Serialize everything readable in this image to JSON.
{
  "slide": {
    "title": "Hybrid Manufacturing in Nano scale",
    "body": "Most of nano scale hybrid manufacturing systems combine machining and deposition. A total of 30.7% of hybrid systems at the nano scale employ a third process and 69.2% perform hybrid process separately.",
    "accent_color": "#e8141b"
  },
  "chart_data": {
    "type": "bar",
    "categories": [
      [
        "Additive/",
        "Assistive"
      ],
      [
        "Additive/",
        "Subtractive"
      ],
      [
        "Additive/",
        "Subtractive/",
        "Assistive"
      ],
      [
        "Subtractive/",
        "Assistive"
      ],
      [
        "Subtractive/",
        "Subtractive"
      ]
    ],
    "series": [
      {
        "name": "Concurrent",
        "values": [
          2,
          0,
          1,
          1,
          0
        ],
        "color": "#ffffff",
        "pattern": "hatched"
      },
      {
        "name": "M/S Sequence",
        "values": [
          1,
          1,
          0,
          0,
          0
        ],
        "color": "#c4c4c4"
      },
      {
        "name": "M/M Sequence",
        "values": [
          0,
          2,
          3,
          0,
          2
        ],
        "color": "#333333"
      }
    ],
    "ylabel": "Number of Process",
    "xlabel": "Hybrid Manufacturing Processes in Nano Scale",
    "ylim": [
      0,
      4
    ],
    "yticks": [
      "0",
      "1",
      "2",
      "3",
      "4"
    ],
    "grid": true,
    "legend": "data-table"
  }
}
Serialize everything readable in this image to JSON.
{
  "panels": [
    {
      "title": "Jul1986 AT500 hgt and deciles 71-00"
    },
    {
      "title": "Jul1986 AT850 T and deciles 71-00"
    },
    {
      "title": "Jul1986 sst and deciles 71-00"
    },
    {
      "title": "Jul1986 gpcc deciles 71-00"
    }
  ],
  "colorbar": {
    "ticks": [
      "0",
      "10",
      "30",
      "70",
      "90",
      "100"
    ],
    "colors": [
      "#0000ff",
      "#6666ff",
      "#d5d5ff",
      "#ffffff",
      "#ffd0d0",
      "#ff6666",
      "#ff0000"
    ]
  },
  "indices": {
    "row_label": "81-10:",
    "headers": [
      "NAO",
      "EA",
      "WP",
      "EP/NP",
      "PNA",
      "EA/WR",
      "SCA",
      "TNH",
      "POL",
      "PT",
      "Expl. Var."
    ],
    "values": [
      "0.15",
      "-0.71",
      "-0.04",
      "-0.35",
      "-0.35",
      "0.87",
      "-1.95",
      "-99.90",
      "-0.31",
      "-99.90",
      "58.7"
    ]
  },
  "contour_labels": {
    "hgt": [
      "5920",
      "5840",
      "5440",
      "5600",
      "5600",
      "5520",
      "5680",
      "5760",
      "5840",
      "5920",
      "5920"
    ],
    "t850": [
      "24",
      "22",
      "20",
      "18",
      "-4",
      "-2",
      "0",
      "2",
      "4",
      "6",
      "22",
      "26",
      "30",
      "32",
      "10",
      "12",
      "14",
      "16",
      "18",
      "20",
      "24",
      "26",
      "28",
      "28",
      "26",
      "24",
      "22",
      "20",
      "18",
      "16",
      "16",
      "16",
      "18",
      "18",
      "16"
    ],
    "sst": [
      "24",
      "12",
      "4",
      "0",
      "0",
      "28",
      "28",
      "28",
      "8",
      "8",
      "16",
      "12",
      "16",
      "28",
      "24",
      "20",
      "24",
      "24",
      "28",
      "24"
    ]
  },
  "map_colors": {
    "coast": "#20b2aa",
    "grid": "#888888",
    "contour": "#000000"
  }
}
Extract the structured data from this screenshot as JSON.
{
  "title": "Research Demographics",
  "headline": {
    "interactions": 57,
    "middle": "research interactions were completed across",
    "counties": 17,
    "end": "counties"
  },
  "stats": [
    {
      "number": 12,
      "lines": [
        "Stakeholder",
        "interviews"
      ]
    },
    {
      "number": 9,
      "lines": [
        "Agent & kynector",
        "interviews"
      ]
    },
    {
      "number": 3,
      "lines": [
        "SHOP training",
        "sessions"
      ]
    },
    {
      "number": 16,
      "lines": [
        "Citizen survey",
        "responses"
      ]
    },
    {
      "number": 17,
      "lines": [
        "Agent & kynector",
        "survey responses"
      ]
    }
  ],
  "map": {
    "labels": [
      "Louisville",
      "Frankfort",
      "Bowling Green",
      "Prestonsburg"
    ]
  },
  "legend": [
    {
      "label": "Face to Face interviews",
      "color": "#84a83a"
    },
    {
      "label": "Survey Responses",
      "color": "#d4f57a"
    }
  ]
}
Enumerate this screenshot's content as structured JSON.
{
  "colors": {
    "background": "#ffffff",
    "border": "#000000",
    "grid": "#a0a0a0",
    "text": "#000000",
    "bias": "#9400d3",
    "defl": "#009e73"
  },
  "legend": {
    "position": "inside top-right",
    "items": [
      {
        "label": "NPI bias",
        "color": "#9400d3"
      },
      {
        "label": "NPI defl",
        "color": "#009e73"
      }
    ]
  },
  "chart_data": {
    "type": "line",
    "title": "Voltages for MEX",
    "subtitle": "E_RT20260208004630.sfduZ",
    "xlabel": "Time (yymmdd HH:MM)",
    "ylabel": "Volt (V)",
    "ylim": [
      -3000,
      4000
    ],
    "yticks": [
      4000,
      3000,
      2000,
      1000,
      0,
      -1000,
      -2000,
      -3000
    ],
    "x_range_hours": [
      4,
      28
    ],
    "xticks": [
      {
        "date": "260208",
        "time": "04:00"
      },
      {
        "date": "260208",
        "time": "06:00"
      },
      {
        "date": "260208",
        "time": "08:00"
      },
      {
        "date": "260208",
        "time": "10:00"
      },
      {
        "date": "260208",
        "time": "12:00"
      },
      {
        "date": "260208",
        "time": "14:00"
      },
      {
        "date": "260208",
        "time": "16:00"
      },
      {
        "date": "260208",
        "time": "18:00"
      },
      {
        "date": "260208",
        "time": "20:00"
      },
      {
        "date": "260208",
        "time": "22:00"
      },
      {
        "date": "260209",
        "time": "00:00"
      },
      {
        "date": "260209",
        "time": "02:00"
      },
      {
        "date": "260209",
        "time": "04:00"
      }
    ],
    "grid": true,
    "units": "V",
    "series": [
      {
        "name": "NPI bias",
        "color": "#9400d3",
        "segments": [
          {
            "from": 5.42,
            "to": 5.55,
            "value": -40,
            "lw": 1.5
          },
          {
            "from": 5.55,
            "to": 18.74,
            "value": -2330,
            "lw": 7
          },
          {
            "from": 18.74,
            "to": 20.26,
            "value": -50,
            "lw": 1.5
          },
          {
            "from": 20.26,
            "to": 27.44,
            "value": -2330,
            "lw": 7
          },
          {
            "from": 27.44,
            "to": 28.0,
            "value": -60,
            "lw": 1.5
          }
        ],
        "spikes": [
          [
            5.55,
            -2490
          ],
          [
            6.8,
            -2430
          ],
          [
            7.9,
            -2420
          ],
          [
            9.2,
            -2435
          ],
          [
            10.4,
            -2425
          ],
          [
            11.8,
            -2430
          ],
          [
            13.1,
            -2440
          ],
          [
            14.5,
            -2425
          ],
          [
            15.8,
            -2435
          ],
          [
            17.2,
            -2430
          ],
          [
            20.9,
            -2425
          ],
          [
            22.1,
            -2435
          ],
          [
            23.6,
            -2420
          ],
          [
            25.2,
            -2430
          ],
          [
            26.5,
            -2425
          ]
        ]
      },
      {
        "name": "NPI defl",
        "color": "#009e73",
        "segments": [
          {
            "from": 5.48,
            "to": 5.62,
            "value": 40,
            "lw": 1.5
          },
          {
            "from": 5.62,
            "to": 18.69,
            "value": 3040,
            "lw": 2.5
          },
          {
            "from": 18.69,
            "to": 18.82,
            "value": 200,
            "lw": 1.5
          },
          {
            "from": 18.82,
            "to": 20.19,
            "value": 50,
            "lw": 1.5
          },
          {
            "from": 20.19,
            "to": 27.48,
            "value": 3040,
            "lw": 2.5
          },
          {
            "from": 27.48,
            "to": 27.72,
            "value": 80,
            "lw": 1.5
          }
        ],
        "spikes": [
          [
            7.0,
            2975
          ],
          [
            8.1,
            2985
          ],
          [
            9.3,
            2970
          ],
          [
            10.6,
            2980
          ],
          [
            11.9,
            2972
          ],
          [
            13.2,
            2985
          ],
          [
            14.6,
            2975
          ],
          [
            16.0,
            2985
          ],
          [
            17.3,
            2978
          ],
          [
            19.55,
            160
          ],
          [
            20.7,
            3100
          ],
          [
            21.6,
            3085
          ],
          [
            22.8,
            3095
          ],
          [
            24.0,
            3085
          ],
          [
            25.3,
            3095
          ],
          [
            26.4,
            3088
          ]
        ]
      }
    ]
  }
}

--------

Task directions
Pull every line containing "grid" from the material above.

Result
    "grid": true,
    "grid": "#888888",
    "grid": "#a0a0a0",
    "grid": true,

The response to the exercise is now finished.